───── Task material

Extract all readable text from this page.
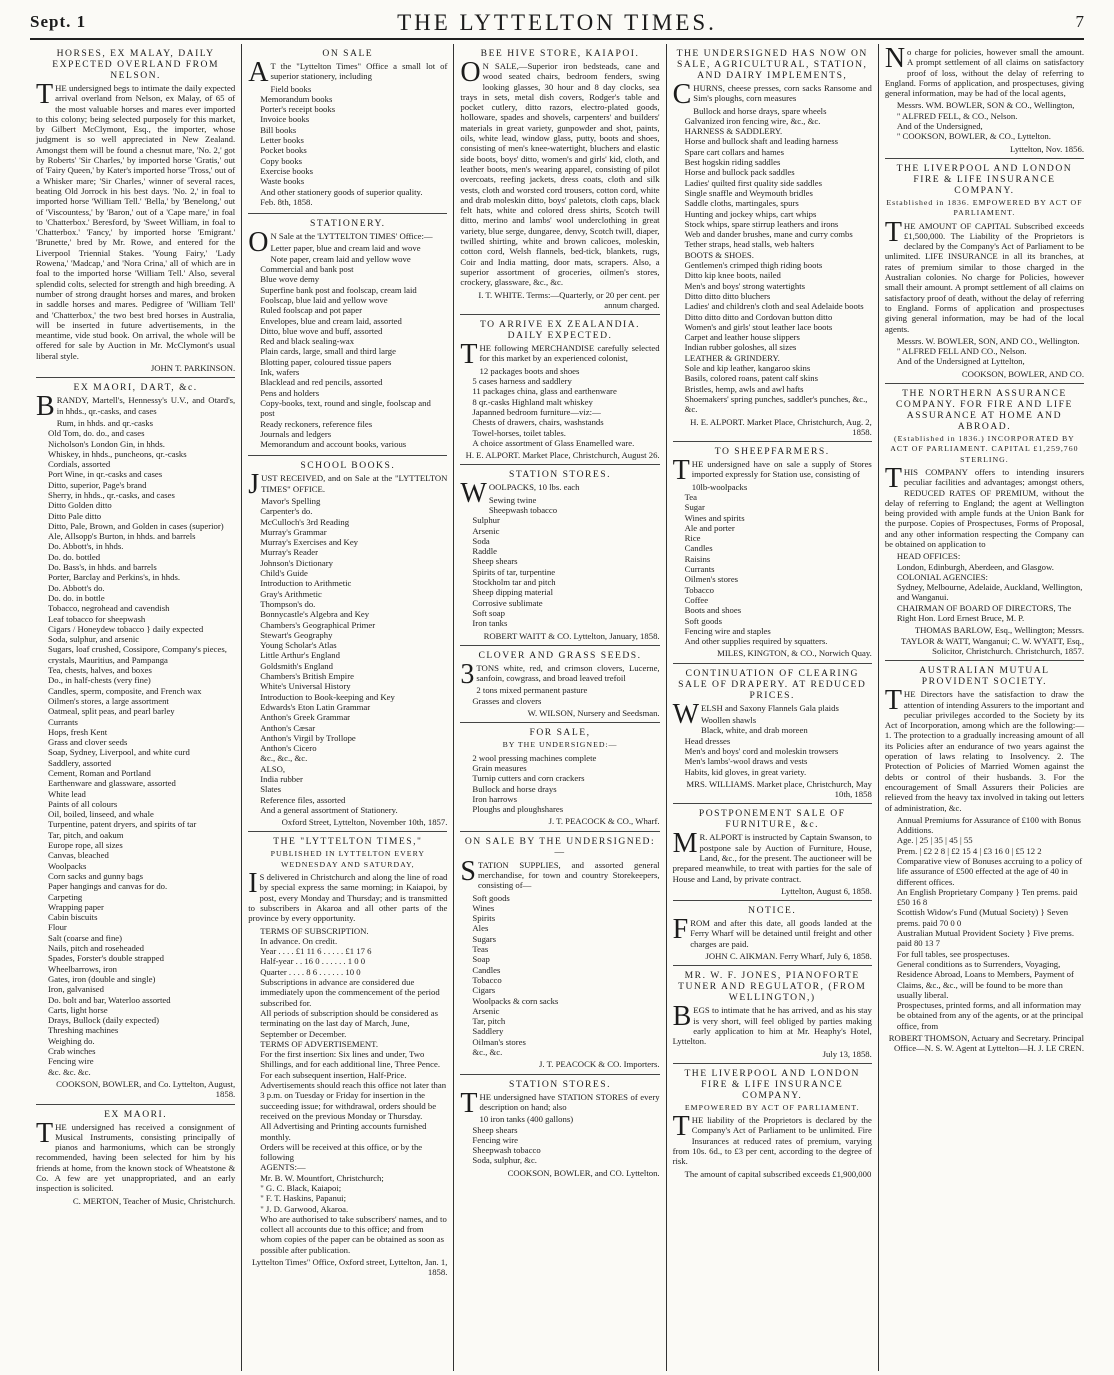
Sept. 1	THE LYTTELTON TIMES.	7
HORSES, EX MALAY, DAILY EXPECTED OVERLAND FROM NELSON.
THE undersigned begs to intimate the daily expected arrival overland from Nelson, ex Malay, of 65 of the most valuable horses and mares ever imported to this colony; being selected purposely for this market, by Gilbert McClymont, Esq., the importer, whose judgment is so well appreciated in New Zealand. Amongst them will be found a chesnut mare, 'No. 2,' got by Roberts' 'Sir Charles,' by imported horse 'Gratis,' out of 'Fairy Queen,' by Kater's imported horse 'Tross,' out of a Whisker mare; 'Sir Charles,' winner of several races, beating Old Jorrock in his best days. 'No. 2,' in foal to imported horse 'William Tell.' 'Bella,' by 'Benelong,' out of 'Viscountess,' by 'Baron,' out of a 'Cape mare,' in foal to 'Chatterbox.' Beresford, by 'Sweet William, in foal to 'Chatterbox.' 'Fancy,' by imported horse 'Emigrant.' 'Brunette,' bred by Mr. Rowe, and entered for the Liverpool Triennial Stakes. 'Young Fairy,' 'Lady Rowena,' 'Madcap,' and 'Nora Crina,' all of which are in foal to the imported horse 'William Tell.' Also, several splendid colts, selected for strength and high breeding. A number of strong draught horses and mares, and broken in saddle horses and mares. Pedigree of 'William Tell' and 'Chatterbox,' the two best bred horses in Australia, will be inserted in future advertisements, in the meantime, vide stud book. On arrival, the whole will be offered for sale by Auction in Mr. McClymont's usual liberal style.
JOHN T. PARKINSON.
EX MAORI, DART, &c.
BRANDY, Martell's, Hennessy's U.V., and Otard's, in hhds., qr.-casks, and cases
Rum, in hhds. and qr.-casks
Old Tom, do. do., and cases
Nicholson's London Gin, in hhds.
Whiskey, in hhds., puncheons, qr.-casks
Cordials, assorted
Port Wine, in qr.-casks and cases
Ditto, superior, Page's brand
Sherry, in hhds., qr.-casks, and cases
Ditto Golden ditto
Ditto Pale ditto
Ditto, Pale, Brown, and Golden in cases (superior)
Ale, Allsopp's Burton, in hhds. and barrels
Do. Abbott's, in hhds.
Do. do. bottled
Do. Bass's, in hhds. and barrels
Porter, Barclay and Perkins's, in hhds.
Do. Abbott's do.
Do. do. in bottle
Tobacco, negrohead and cavendish
Leaf tobacco for sheepwash
Cigars / Honeydew tobacco } daily expected
Soda, sulphur, and arsenic
Sugars, loaf crushed, Cossipore, Company's pieces, crystals, Mauritius, and Pampanga
Tea, chests, halves, and boxes
Do., in half-chests (very fine)
Candles, sperm, composite, and French wax
Oilmen's stores, a large assortment
Oatmeal, split peas, and pearl barley
Currants
Hops, fresh Kent
Grass and clover seeds
Soap, Sydney, Liverpool, and white curd
Saddlery, assorted
Cement, Roman and Portland
Earthenware and glassware, assorted
White lead
Paints of all colours
Oil, boiled, linseed, and whale
Turpentine, patent dryers, and spirits of tar
Tar, pitch, and oakum
Europe rope, all sizes
Canvas, bleached
Woolpacks
Corn sacks and gunny bags
Paper hangings and canvas for do.
Carpeting
Wrapping paper
Cabin biscuits
Flour
Salt (coarse and fine)
Nails, pitch and roseheaded
Spades, Forster's double strapped
Wheelbarrows, iron
Gates, iron (double and single)
Iron, galvanised
Do. bolt and bar, Waterloo assorted
Carts, light horse
Drays, Bullock (daily expected)
Threshing machines
Weighing do.
Crab winches
Fencing wire
&c. &c. &c.
COOKSON, BOWLER, and Co. Lyttelton, August, 1858.
EX MAORI.
THE undersigned has received a consignment of Musical Instruments, consisting principally of pianos and harmoniums, which can be strongly recommended, having been selected for him by his friends at home, from the known stock of Wheatstone & Co. A few are yet unappropriated, and an early inspection is solicited.
C. MERTON, Teacher of Music, Christchurch.
ON SALE
AT the "Lyttelton Times" Office a small lot of superior stationery, including
Field books
Memorandum books
Porter's receipt books
Invoice books
Bill books
Letter books
Pocket books
Copy books
Exercise books
Waste books
And other stationery goods of superior quality.
Feb. 8th, 1858.
STATIONERY.
ON Sale at the 'LYTTELTON TIMES' Office:—
Letter paper, blue and cream laid and wove
Note paper, cream laid and yellow wove
Commercial and bank post
Blue wove demy
Superfine bank post and foolscap, cream laid
Foolscap, blue laid and yellow wove
Ruled foolscap and pot paper
Envelopes, blue and cream laid, assorted
Ditto, blue wove and buff, assorted
Red and black sealing-wax
Plain cards, large, small and third large
Blotting paper, coloured tissue papers
Ink, wafers
Blacklead and red pencils, assorted
Pens and holders
Copy-books, text, round and single, foolscap and post
Ready reckoners, reference files
Journals and ledgers
Memorandum and account books, various
SCHOOL BOOKS.
JUST RECEIVED, and on Sale at the "LYTTELTON TIMES" OFFICE.
Mavor's Spelling
Carpenter's do.
McCulloch's 3rd Reading
Murray's Grammar
Murray's Exercises and Key
Murray's Reader
Johnson's Dictionary
Child's Guide
Introduction to Arithmetic
Gray's Arithmetic
Thompson's do.
Bonnycastle's Algebra and Key
Chambers's Geographical Primer
Stewart's Geography
Young Scholar's Atlas
Little Arthur's England
Goldsmith's England
Chambers's British Empire
White's Universal History
Introduction to Book-keeping and Key
Edwards's Eton Latin Grammar
Anthon's Greek Grammar
Anthon's Cæsar
Anthon's Virgil by Trollope
Anthon's Cicero
&c., &c., &c.
ALSO,
India rubber
Slates
Reference files, assorted
And a general assortment of Stationery.
Oxford Street, Lyttelton, November 10th, 1857.
THE "LYTTELTON TIMES,"
PUBLISHED IN LYTTELTON EVERY WEDNESDAY AND SATURDAY,
IS delivered in Christchurch and along the line of road by special express the same morning; in Kaiapoi, by post, every Monday and Thursday; and is transmitted to subscribers in Akaroa and all other parts of the province by every opportunity.
TERMS OF SUBSCRIPTION.
In advance. On credit.
Year . . . . £1 11 6 . . . . . £1 17 6
Half-year . . 16 0 . . . . . . 1 0 0
Quarter . . . . 8 6 . . . . . . 10 0
Subscriptions in advance are considered due immediately upon the commencement of the period subscribed for.
All periods of subscription should be considered as terminating on the last day of March, June, September or December.
TERMS OF ADVERTISEMENT.
For the first insertion: Six lines and under, Two Shillings, and for each additional line, Three Pence. For each subsequent insertion, Half-Price.
Advertisements should reach this office not later than 3 p.m. on Tuesday or Friday for insertion in the succeeding issue; for withdrawal, orders should be received on the previous Monday or Thursday.
All Advertising and Printing accounts furnished monthly.
Orders will be received at this office, or by the following
AGENTS:—
Mr. B. W. Mountfort, Christchurch;
" G. C. Black, Kaiapoi;
" F. T. Haskins, Papanui;
" J. D. Garwood, Akaroa.
Who are authorised to take subscribers' names, and to collect all accounts due to this office; and from whom copies of the paper can be obtained as soon as possible after publication.
Lyttelton Times" Office, Oxford street, Lyttelton, Jan. 1, 1858.
BEE HIVE STORE, KAIAPOI.
ON SALE,—Superior iron bedsteads, cane and wood seated chairs, bedroom fenders, swing looking glasses, 30 hour and 8 day clocks, sea trays in sets, metal dish covers, Rodger's table and pocket cutlery, ditto razors, electro-plated goods, holloware, spades and shovels, carpenters' and builders' materials in great variety, gunpowder and shot, paints, oils, white lead, window glass, putty, boots and shoes, consisting of men's knee-watertight, bluchers and elastic side boots, boys' ditto, women's and girls' kid, cloth, and leather boots, men's wearing apparel, consisting of pilot overcoats, reefing jackets, dress coats, cloth and silk vests, cloth and worsted cord trousers, cotton cord, white and drab moleskin ditto, boys' paletots, cloth caps, black felt hats, white and colored dress shirts, Scotch twill ditto, merino and lambs' wool underclothing in great variety, blue serge, dungaree, denvy, Scotch twill, diaper, twilled shirting, white and brown calicoes, moleskin, cotton cord, Welsh flannels, bed-tick, blankets, rugs, Coir and India matting, door mats, scrapers. Also, a superior assortment of groceries, oilmen's stores, crockery, glassware, &c., &c.
I. T. WHITE. Terms:—Quarterly, or 20 per cent. per annum charged.
TO ARRIVE EX ZEALANDIA. DAILY EXPECTED.
THE following MERCHANDISE carefully selected for this market by an experienced colonist,
12 packages boots and shoes
5 cases harness and saddlery
11 packages china, glass and earthenware
8 qr.-casks Highland malt whiskey
Japanned bedroom furniture—viz:—
Chests of drawers, chairs, washstands
Towel-horses, toilet tables.
A choice assortment of Glass Enamelled ware.
H. E. ALPORT. Market Place, Christchurch, August 26.
STATION STORES.
WOOLPACKS, 10 lbs. each
Sewing twine
Sheepwash tobacco
Sulphur
Arsenic
Soda
Raddle
Sheep shears
Spirits of tar, turpentine
Stockholm tar and pitch
Sheep dipping material
Corrosive sublimate
Soft soap
Iron tanks
ROBERT WAITT & CO. Lyttelton, January, 1858.
CLOVER AND GRASS SEEDS.
3TONS white, red, and crimson clovers, Lucerne, sanfoin, cowgrass, and broad leaved trefoil
2 tons mixed permanent pasture
Grasses and clovers
W. WILSON, Nursery and Seedsman.
FOR SALE,
BY THE UNDERSIGNED:—
2 wool pressing machines complete
Grain measures
Turnip cutters and corn crackers
Bullock and horse drays
Iron harrows
Ploughs and ploughshares
J. T. PEACOCK & CO., Wharf.
ON SALE BY THE UNDERSIGNED:—
STATION SUPPLIES, and assorted general merchandise, for town and country Storekeepers, consisting of—
Soft goods
Wines
Spirits
Ales
Sugars
Teas
Soap
Candles
Tobacco
Cigars
Woolpacks & corn sacks
Arsenic
Tar, pitch
Saddlery
Oilman's stores
&c., &c.
J. T. PEACOCK & CO. Importers.
STATION STORES.
THE undersigned have STATION STORES of every description on hand; also
10 iron tanks (400 gallons)
Sheep shears
Fencing wire
Sheepwash tobacco
Soda, sulphur, &c.
COOKSON, BOWLER, and CO. Lyttelton.
THE UNDERSIGNED HAS NOW ON SALE, AGRICULTURAL, STATION, AND DAIRY IMPLEMENTS,
CHURNS, cheese presses, corn sacks Ransome and Sim's ploughs, corn measures
Bullock and horse drays, spare wheels
Galvanized iron fencing wire, &c., &c.
HARNESS & SADDLERY.
Horse and bullock shaft and leading harness
Spare cart collars and hames
Best hogskin riding saddles
Horse and bullock pack saddles
Ladies' quilted first quality side saddles
Single snaffle and Weymouth bridles
Saddle cloths, martingales, spurs
Hunting and jockey whips, cart whips
Stock whips, spare stirrup leathers and irons
Web and dander brushes, mane and curry combs
Tether straps, head stalls, web halters
BOOTS & SHOES.
Gentlemen's crimped thigh riding boots
Ditto kip knee boots, nailed
Men's and boys' strong watertights
Ditto ditto ditto bluchers
Ladies' and children's cloth and seal Adelaide boots
Ditto ditto ditto and Cordovan button ditto
Women's and girls' stout leather lace boots
Carpet and leather house slippers
Indian rubber goloshes, all sizes
LEATHER & GRINDERY.
Sole and kip leather, kangaroo skins
Basils, colored roans, patent calf skins
Bristles, hemp, awls and awl hafts
Shoemakers' spring punches, saddler's punches, &c., &c.
H. E. ALPORT. Market Place, Christchurch, Aug. 2, 1858.
TO SHEEPFARMERS.
THE undersigned have on sale a supply of Stores imported expressly for Station use, consisting of
10lb-woolpacks
Tea
Sugar
Wines and spirits
Ale and porter
Rice
Candles
Raisins
Currants
Oilmen's stores
Tobacco
Coffee
Boots and shoes
Soft goods
Fencing wire and staples
And other supplies required by squatters.
MILES, KINGTON, & CO., Norwich Quay.
CONTINUATION OF CLEARING SALE OF DRAPERY. AT REDUCED PRICES.
WELSH and Saxony Flannels Gala plaids
Woollen shawls
Black, white, and drab moreen
Head dresses
Men's and boys' cord and moleskin trowsers
Men's lambs'-wool draws and vests
Habits, kid gloves, in great variety.
MRS. WILLIAMS. Market place, Christchurch, May 10th, 1858
POSTPONEMENT SALE OF FURNITURE, &c.
MR. ALPORT is instructed by Captain Swanson, to postpone sale by Auction of Furniture, House, Land, &c., for the present. The auctioneer will be prepared meanwhile, to treat with parties for the sale of House and Land, by private contract.
Lyttelton, August 6, 1858.
NOTICE.
FROM and after this date, all goods landed at the Ferry Wharf will be detained until freight and other charges are paid.
JOHN C. AIKMAN. Ferry Wharf, July 6, 1858.
MR. W. F. JONES, PIANOFORTE TUNER AND REGULATOR, (FROM WELLINGTON,)
BEGS to intimate that he has arrived, and as his stay is very short, will feel obliged by parties making early application to him at Mr. Heaphy's Hotel, Lyttelton.
July 13, 1858.
THE LIVERPOOL AND LONDON FIRE & LIFE INSURANCE COMPANY.
EMPOWERED BY ACT OF PARLIAMENT.
THE liability of the Proprietors is declared by the Company's Act of Parliament to be unlimited. Fire Insurances at reduced rates of premium, varying from 10s. 6d., to £3 per cent, according to the degree of risk.
The amount of capital subscribed exceeds £1,900,000
No charge for policies, however small the amount. A prompt settlement of all claims on satisfactory proof of loss, without the delay of referring to England. Forms of application, and prospectuses, giving general information, may be had of the local agents,
Messrs. WM. BOWLER, SON & CO., Wellington,
" ALFRED FELL, & CO., Nelson.
And of the Undersigned,
" COOKSON, BOWLER, & CO., Lyttelton.
Lyttelton, Nov. 1856.
THE LIVERPOOL AND LONDON FIRE & LIFE INSURANCE COMPANY.
Established in 1836. EMPOWERED BY ACT OF PARLIAMENT.
THE AMOUNT OF CAPITAL Subscribed exceeds £1,500,000. The Liability of the Proprietors is declared by the Company's Act of Parliament to be unlimited. LIFE INSURANCE in all its branches, at rates of premium similar to those charged in the Australian colonies. No charge for Policies, however small their amount. A prompt settlement of all claims on satisfactory proof of death, without the delay of referring to England. Forms of application and prospectuses giving general information, may be had of the local agents.
Messrs. W. BOWLER, SON, AND CO., Wellington.
" ALFRED FELL AND CO., Nelson.
And of the Undersigned at Lyttelton,
COOKSON, BOWLER, AND CO.
THE NORTHERN ASSURANCE COMPANY. FOR FIRE AND LIFE ASSURANCE AT HOME AND ABROAD.
(Established in 1836.) INCORPORATED BY ACT OF PARLIAMENT. CAPITAL £1,259,760 STERLING.
THIS COMPANY offers to intending insurers peculiar facilities and advantages; amongst others, REDUCED RATES OF PREMIUM, without the delay of referring to England; the agent at Wellington being provided with ample funds at the Union Bank for the purpose. Copies of Prospectuses, Forms of Proposal, and any other information respecting the Company can be obtained on application to
HEAD OFFICES:
London, Edinburgh, Aberdeen, and Glasgow.
COLONIAL AGENCIES:
Sydney, Melbourne, Adelaide, Auckland, Wellington, and Wanganui.
CHAIRMAN OF BOARD OF DIRECTORS, The Right Hon. Lord Ernest Bruce, M. P.
THOMAS BARLOW, Esq., Wellington; Messrs. TAYLOR & WATT, Wanganui; C. W. WYATT, Esq., Solicitor, Christchurch. Christchurch, 1857.
AUSTRALIAN MUTUAL PROVIDENT SOCIETY.
THE Directors have the satisfaction to draw the attention of intending Assurers to the important and peculiar privileges accorded to the Society by its Act of Incorporation, among which are the following:— 1. The protection to a gradually increasing amount of all its Policies after an endurance of two years against the operation of laws relating to Insolvency. 2. The Protection of Policies of Married Women against the debts or control of their husbands. 3. For the encouragement of Small Assurers their Policies are relieved from the heavy tax involved in taking out letters of administration, &c.
Annual Premiums for Assurance of £100 with Bonus Additions.
Age. | 25 | 35 | 45 | 55
Prem. | £2 2 8 | £2 15 4 | £3 16 0 | £5 12 2
Comparative view of Bonuses accruing to a policy of life assurance of £500 effected at the age of 40 in different offices.
An English Proprietary Company } Ten prems. paid £50 16 8
Scottish Widow's Fund (Mutual Society) } Seven prems. paid 70 0 0
Australian Mutual Provident Society } Five prems. paid 80 13 7
For full tables, see prospectuses.
General conditions as to Surrenders, Voyaging, Residence Abroad, Loans to Members, Payment of Claims, &c., &c., will be found to be more than usually liberal.
Prospectuses, printed forms, and all information may be obtained from any of the agents, or at the principal office, from
ROBERT THOMSON, Actuary and Secretary. Principal Office—N. S. W. Agent at Lyttelton—H. J. LE CREN.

──────────

Directions: Which lines contain "obtained"? Copy each of them out.

Completed exercise:
Who are authorised to take subscribers' names, and to collect all accounts due to this office; and from whom copies of the paper can be obtained as soon as possible after publication.
THIS COMPANY offers to intending insurers peculiar facilities and advantages; amongst others, REDUCED RATES OF PREMIUM, without the delay of referring to England; the agent at Wellington being provided with ample funds at the Union Bank for the purpose. Copies of Prospectuses, Forms of Proposal, and any other information respecting the Company can be obtained on application to
Prospectuses, printed forms, and all information may be obtained from any of the agents, or at the principal office, from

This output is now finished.